WHAT TO DO: Select the lines of the records containing the word "annotations" and list them.

THE DATA:
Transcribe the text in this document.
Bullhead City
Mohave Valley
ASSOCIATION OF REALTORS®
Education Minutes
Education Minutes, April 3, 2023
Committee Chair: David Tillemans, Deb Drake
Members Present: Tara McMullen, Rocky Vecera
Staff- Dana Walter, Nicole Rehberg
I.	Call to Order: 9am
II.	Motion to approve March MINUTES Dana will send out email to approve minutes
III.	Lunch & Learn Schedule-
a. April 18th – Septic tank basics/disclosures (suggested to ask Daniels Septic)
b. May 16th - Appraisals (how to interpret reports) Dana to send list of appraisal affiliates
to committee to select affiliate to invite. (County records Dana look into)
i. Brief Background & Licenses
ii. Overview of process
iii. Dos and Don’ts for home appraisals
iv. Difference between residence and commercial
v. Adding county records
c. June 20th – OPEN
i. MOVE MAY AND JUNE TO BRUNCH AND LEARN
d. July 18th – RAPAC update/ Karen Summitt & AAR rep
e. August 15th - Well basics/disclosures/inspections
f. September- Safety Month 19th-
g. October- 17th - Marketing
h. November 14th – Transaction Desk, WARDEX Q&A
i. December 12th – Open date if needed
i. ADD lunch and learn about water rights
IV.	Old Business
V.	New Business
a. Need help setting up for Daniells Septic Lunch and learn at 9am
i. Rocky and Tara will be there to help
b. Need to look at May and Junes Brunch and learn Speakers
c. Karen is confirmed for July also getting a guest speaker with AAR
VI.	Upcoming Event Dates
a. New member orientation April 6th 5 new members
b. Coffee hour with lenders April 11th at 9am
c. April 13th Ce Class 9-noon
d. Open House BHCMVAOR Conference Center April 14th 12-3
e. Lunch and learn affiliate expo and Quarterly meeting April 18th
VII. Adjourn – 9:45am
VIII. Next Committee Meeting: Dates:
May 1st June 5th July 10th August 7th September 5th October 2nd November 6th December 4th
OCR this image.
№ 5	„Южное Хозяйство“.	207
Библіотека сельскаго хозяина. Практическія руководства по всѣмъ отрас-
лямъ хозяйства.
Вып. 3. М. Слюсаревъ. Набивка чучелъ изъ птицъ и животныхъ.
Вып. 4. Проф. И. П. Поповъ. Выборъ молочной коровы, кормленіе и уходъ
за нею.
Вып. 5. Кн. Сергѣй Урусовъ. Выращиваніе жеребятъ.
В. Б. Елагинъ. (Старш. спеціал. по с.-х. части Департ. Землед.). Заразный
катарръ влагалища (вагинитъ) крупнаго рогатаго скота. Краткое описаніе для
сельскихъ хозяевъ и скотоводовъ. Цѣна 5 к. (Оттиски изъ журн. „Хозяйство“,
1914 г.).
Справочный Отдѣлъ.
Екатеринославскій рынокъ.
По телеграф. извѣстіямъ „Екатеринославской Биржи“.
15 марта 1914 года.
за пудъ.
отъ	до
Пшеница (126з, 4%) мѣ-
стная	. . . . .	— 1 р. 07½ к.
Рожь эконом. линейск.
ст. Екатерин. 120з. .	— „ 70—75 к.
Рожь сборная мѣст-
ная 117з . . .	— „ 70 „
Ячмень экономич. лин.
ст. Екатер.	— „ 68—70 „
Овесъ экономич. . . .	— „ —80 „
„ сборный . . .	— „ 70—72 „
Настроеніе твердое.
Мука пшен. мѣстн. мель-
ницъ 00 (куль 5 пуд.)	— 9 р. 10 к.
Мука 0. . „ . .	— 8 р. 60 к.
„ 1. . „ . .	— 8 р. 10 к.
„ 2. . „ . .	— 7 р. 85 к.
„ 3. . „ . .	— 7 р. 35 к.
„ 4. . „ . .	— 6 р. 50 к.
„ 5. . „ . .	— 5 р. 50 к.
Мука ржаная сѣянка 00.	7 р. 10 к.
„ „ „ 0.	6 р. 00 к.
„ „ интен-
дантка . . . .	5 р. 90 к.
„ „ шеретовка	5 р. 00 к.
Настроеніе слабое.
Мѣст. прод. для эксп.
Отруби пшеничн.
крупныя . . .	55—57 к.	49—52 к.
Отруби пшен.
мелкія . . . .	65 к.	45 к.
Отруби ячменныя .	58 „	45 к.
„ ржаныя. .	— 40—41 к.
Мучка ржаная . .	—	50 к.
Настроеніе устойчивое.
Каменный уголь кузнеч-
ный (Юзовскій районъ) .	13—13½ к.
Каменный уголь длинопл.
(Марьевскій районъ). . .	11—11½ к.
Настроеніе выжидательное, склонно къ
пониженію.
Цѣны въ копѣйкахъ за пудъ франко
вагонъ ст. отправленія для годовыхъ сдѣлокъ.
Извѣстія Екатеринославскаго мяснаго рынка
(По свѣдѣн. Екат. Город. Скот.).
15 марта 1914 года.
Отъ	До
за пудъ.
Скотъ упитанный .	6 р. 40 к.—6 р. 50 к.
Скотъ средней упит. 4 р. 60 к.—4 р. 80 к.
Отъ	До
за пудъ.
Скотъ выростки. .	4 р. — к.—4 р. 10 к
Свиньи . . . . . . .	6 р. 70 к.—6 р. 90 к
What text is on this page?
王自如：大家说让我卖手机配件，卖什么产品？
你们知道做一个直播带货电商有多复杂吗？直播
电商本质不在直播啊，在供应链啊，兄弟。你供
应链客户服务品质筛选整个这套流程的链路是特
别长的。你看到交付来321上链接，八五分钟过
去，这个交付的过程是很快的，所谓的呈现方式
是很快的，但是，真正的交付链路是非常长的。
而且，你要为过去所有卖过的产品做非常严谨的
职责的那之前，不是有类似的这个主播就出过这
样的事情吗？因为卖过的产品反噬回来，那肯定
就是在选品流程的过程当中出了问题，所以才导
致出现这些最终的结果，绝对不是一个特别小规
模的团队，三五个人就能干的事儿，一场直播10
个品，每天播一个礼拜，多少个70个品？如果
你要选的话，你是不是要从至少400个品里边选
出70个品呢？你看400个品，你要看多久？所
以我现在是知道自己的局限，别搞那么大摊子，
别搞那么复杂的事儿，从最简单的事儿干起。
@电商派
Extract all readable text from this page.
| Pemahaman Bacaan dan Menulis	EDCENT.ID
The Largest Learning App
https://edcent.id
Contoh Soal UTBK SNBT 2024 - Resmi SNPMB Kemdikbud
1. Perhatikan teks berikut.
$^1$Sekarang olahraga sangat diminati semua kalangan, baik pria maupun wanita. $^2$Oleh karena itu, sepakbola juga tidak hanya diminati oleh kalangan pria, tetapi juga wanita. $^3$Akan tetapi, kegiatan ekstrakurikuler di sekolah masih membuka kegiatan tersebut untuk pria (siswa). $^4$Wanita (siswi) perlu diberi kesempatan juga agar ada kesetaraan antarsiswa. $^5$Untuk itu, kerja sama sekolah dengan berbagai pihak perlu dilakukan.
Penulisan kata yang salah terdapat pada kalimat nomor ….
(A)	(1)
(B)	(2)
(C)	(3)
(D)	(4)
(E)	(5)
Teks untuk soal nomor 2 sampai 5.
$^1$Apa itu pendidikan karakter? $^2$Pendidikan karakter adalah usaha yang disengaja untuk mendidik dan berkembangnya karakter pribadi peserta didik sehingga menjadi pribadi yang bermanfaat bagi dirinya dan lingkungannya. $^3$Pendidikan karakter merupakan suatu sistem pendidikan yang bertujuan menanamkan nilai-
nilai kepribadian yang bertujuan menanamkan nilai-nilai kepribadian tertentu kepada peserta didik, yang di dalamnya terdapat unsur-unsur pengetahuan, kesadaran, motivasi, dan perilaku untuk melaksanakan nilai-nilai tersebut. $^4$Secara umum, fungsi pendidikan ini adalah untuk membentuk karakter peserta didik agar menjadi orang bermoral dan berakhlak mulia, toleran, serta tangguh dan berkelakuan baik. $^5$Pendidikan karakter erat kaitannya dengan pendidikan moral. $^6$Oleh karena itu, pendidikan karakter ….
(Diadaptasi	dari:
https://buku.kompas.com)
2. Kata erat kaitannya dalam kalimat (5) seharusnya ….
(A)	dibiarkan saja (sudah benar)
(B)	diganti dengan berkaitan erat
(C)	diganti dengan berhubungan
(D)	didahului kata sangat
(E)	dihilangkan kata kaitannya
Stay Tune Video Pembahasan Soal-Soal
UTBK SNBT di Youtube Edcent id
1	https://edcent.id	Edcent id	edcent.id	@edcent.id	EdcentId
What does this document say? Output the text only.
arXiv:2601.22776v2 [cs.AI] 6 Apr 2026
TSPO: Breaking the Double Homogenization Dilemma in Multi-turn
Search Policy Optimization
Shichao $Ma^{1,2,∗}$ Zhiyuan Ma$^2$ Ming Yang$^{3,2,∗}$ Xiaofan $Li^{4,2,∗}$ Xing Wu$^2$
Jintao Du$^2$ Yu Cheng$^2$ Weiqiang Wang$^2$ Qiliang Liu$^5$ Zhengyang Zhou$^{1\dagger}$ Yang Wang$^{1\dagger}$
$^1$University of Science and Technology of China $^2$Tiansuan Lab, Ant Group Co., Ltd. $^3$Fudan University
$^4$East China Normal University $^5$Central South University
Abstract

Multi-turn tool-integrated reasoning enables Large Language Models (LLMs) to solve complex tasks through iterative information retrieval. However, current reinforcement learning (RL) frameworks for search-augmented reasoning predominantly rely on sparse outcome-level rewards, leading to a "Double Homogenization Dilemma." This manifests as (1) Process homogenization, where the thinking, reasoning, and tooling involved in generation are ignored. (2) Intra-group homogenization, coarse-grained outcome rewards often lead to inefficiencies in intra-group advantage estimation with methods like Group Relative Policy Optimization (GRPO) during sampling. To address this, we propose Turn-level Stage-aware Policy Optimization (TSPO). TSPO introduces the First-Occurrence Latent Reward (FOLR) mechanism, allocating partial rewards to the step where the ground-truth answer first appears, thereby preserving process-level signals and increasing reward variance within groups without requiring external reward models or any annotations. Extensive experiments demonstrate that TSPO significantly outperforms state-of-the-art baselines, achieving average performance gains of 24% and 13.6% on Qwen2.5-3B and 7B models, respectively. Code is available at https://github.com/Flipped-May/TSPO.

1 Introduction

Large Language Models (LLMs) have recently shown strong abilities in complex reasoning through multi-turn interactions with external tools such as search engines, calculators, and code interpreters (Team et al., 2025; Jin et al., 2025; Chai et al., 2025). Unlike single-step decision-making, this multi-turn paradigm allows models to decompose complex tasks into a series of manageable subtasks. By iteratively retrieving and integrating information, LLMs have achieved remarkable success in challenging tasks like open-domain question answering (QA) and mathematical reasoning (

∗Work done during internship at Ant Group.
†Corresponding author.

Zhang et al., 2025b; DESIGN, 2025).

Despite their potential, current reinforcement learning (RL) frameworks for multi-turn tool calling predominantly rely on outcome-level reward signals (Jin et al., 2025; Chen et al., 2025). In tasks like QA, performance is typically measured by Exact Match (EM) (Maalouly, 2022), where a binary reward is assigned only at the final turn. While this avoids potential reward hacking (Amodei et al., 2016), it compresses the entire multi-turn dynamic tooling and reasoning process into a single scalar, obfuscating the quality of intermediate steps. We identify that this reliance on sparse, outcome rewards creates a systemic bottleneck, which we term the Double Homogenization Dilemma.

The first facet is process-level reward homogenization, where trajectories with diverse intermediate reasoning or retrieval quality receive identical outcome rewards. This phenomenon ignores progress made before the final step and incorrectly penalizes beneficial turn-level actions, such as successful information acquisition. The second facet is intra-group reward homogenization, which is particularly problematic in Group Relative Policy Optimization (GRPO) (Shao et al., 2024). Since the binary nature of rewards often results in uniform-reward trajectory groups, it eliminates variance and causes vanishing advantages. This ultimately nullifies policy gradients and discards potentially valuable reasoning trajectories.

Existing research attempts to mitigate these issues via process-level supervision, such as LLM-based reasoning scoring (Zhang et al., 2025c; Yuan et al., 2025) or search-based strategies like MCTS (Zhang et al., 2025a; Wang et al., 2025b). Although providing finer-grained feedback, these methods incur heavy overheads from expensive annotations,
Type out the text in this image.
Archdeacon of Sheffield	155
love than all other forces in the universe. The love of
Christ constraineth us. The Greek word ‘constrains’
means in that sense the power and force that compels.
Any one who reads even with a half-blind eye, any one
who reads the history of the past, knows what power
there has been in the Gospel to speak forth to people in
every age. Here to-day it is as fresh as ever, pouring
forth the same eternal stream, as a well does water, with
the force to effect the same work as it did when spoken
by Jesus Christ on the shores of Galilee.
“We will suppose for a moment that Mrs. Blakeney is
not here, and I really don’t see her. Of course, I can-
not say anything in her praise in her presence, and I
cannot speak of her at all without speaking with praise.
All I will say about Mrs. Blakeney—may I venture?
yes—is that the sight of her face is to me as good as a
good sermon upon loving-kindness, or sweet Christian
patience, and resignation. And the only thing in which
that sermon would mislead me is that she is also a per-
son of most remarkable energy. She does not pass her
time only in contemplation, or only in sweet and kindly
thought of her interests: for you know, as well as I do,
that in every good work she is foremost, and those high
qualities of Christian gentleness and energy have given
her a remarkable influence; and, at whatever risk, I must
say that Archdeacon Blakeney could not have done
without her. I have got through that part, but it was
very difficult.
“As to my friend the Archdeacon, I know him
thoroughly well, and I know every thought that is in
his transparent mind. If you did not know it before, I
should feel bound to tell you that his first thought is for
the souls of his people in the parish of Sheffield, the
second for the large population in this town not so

FINAL RESULT:
Multi-turn tool-integrated reasoning enables Large Language Models (LLMs) to solve complex tasks through iterative information retrieval. However, current reinforcement learning (RL) frameworks for search-augmented reasoning predominantly rely on sparse outcome-level rewards, leading to a "Double Homogenization Dilemma." This manifests as (1) Process homogenization, where the thinking, reasoning, and tooling involved in generation are ignored. (2) Intra-group homogenization, coarse-grained outcome rewards often lead to inefficiencies in intra-group advantage estimation with methods like Group Relative Policy Optimization (GRPO) during sampling. To address this, we propose Turn-level Stage-aware Policy Optimization (TSPO). TSPO introduces the First-Occurrence Latent Reward (FOLR) mechanism, allocating partial rewards to the step where the ground-truth answer first appears, thereby preserving process-level signals and increasing reward variance within groups without requiring external reward models or any annotations. Extensive experiments demonstrate that TSPO significantly outperforms state-of-the-art baselines, achieving average performance gains of 24% and 13.6% on Qwen2.5-3B and 7B models, respectively. Code is available at https://github.com/Flipped-May/TSPO.
Existing research attempts to mitigate these issues via process-level supervision, such as LLM-based reasoning scoring (Zhang et al., 2025c; Yuan et al., 2025) or search-based strategies like MCTS (Zhang et al., 2025a; Wang et al., 2025b). Although providing finer-grained feedback, these methods incur heavy overheads from expensive annotations,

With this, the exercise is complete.